Prompt: Which lines in the records below contain the word "this"? Pick out each of them and copy it in full.

A run of records
★ ★ ★ ★

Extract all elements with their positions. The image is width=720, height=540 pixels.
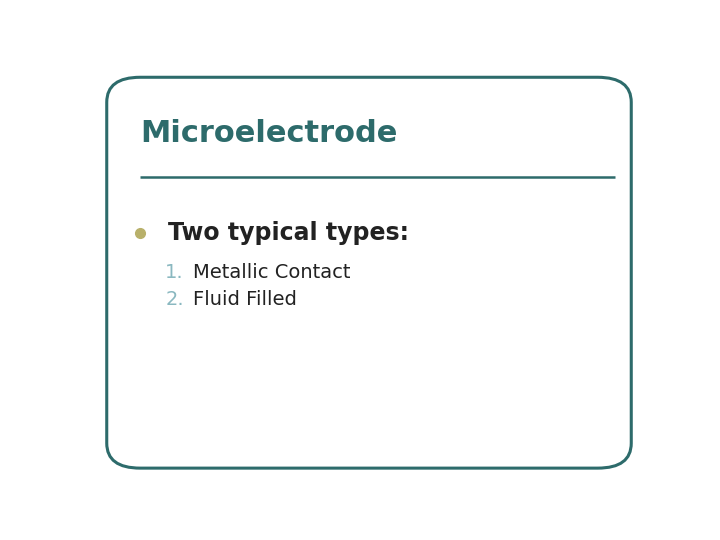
Text: Fluid Filled: Fluid Filled — [193, 290, 297, 309]
Text: 1.: 1. — [166, 263, 184, 282]
FancyBboxPatch shape — [107, 77, 631, 468]
Text: 2.: 2. — [166, 290, 184, 309]
Text: Two typical types:: Two typical types: — [168, 221, 409, 245]
Text: Metallic Contact: Metallic Contact — [193, 263, 351, 282]
Text: Microelectrode: Microelectrode — [140, 119, 397, 148]
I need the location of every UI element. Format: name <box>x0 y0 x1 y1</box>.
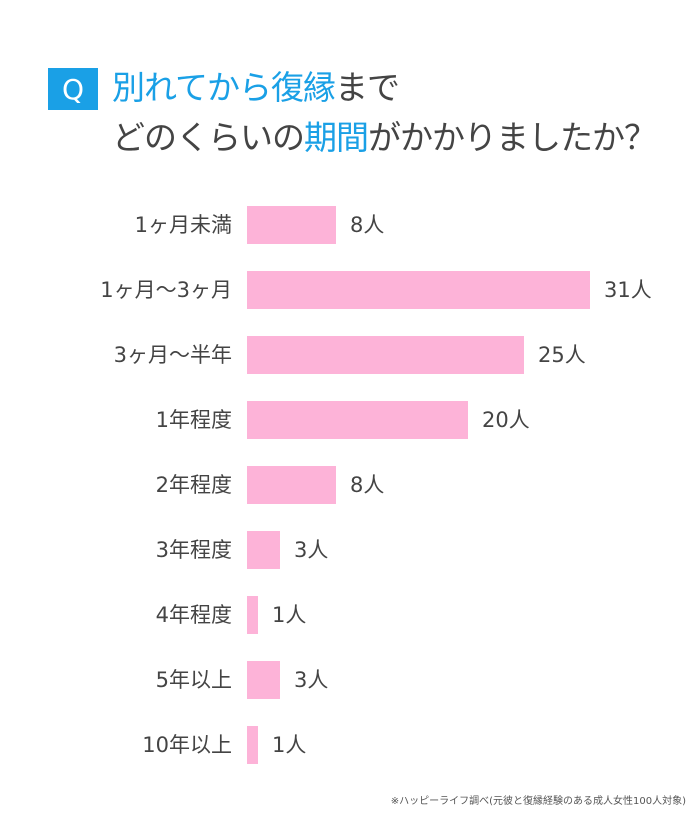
bar <box>247 661 280 699</box>
bar <box>247 531 280 569</box>
bar-row: 10年以上 1人 <box>0 726 700 764</box>
footnote: ※ハッピーライフ調べ(元彼と復縁経験のある成人女性100人対象) <box>390 796 686 807</box>
title-highlight-1: 別れてから復縁 <box>112 68 336 107</box>
bar <box>247 401 468 439</box>
bar <box>247 271 590 309</box>
category-label: 10年以上 <box>142 733 232 757</box>
value-label: 25人 <box>538 343 586 367</box>
bar-row: 1ヶ月〜3ヶ月 31人 <box>0 271 700 309</box>
bar <box>247 336 524 374</box>
value-label: 3人 <box>294 668 329 692</box>
category-label: 3ヶ月〜半年 <box>113 343 232 367</box>
bar-row: 3年程度 3人 <box>0 531 700 569</box>
category-label: 1年程度 <box>155 408 232 432</box>
title-highlight-2: 期間 <box>304 118 369 157</box>
bar <box>247 466 336 504</box>
title-text-2b: がかかりましたか？ <box>368 118 657 157</box>
value-label: 3人 <box>294 538 329 562</box>
bar-row: 1ヶ月未満 8人 <box>0 206 700 244</box>
title-line-2: どのくらいの期間がかかりましたか？ <box>112 114 657 162</box>
value-label: 1人 <box>272 733 307 757</box>
bar <box>247 726 258 764</box>
bar <box>247 206 336 244</box>
bar-row: 1年程度 20人 <box>0 401 700 439</box>
category-label: 1ヶ月未満 <box>134 213 232 237</box>
bar-row: 3ヶ月〜半年 25人 <box>0 336 700 374</box>
category-label: 5年以上 <box>155 668 232 692</box>
value-label: 20人 <box>482 408 530 432</box>
category-label: 1ヶ月〜3ヶ月 <box>100 278 232 302</box>
value-label: 31人 <box>604 278 652 302</box>
title-text-1: まで <box>335 68 400 107</box>
bar-row: 5年以上 3人 <box>0 661 700 699</box>
question-badge: Q <box>48 68 98 110</box>
category-label: 3年程度 <box>155 538 232 562</box>
bar <box>247 596 258 634</box>
category-label: 4年程度 <box>155 603 232 627</box>
category-label: 2年程度 <box>155 473 232 497</box>
bar-row: 2年程度 8人 <box>0 466 700 504</box>
title-text-2a: どのくらいの <box>112 118 305 157</box>
bar-row: 4年程度 1人 <box>0 596 700 634</box>
value-label: 1人 <box>272 603 307 627</box>
value-label: 8人 <box>350 473 385 497</box>
title-line-1: 別れてから復縁まで <box>112 64 400 112</box>
value-label: 8人 <box>350 213 385 237</box>
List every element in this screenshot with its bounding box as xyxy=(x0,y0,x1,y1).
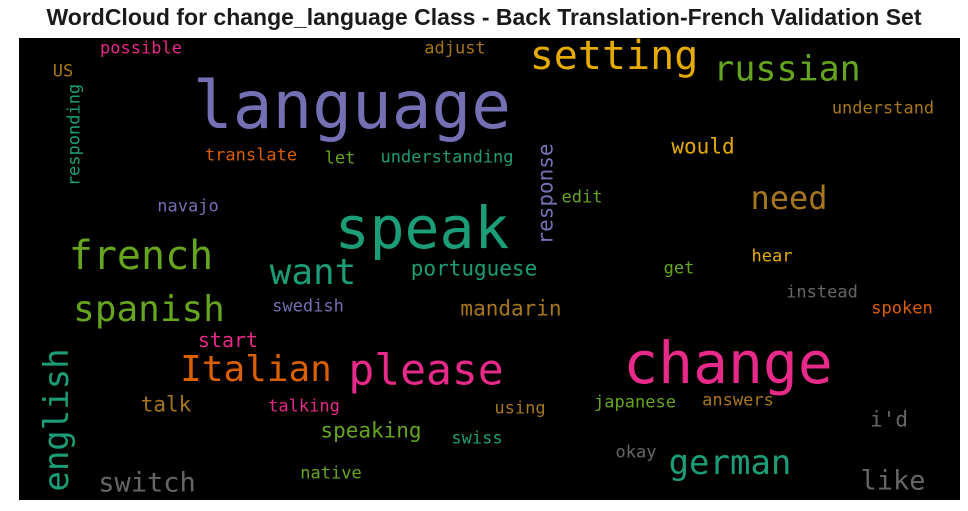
word-english: english xyxy=(37,348,77,492)
word-adjust: adjust xyxy=(424,38,486,59)
word-french: french xyxy=(68,233,214,279)
word-speaking: speaking xyxy=(320,418,422,443)
word-setting: setting xyxy=(529,38,699,79)
word-understanding: understanding xyxy=(380,147,514,168)
word-start: start xyxy=(197,328,259,352)
word-need: need xyxy=(750,179,828,217)
word-swedish: swedish xyxy=(272,296,344,317)
word-us: US xyxy=(52,61,74,82)
word-would: would xyxy=(671,134,735,159)
word-language: language xyxy=(193,67,511,144)
chart-title: WordCloud for change_language Class - Ba… xyxy=(46,4,922,30)
word-switch: switch xyxy=(98,467,196,499)
word-swiss: swiss xyxy=(451,428,503,449)
word-talk: talk xyxy=(140,392,192,417)
word-cloud: language speak change please setting rus… xyxy=(19,38,960,500)
word-answers: answers xyxy=(702,390,774,411)
word-navajo: navajo xyxy=(157,196,219,217)
word-italian: Italian xyxy=(180,349,332,390)
word-instead: instead xyxy=(786,282,858,303)
word-edit: edit xyxy=(561,187,603,208)
word-spanish: spanish xyxy=(73,289,225,330)
word-change: change xyxy=(623,329,833,397)
word-portuguese: portuguese xyxy=(410,256,538,281)
word-mandarin: mandarin xyxy=(460,296,562,321)
word-japanese: japanese xyxy=(594,392,676,413)
word-german: german xyxy=(668,443,792,483)
word-spoken: spoken xyxy=(871,298,933,319)
word-native: native xyxy=(300,463,362,484)
word-i-d: i'd xyxy=(870,407,908,432)
word-translate: translate xyxy=(204,145,298,166)
word-like: like xyxy=(860,465,926,497)
word-hear: hear xyxy=(751,246,793,267)
word-russian: russian xyxy=(713,49,861,90)
word-possible: possible xyxy=(100,38,182,59)
word-want: want xyxy=(269,252,357,293)
word-using: using xyxy=(494,398,546,419)
word-speak: speak xyxy=(334,194,510,262)
word-please: please xyxy=(348,345,504,396)
word-understand: understand xyxy=(831,98,935,119)
word-response: response xyxy=(533,143,558,245)
word-responding: responding xyxy=(64,83,85,187)
word-let: let xyxy=(324,148,356,169)
word-okay: okay xyxy=(615,442,657,463)
word-get: get xyxy=(663,258,695,279)
word-talking: talking xyxy=(268,396,340,417)
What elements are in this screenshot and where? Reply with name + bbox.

★ ★ ★ ★

Full answer:
List every element in this screenshot with its bounding box as xyxy=(x0,y0,x1,y1).
What elements are in this screenshot and where? Reply with name + bbox.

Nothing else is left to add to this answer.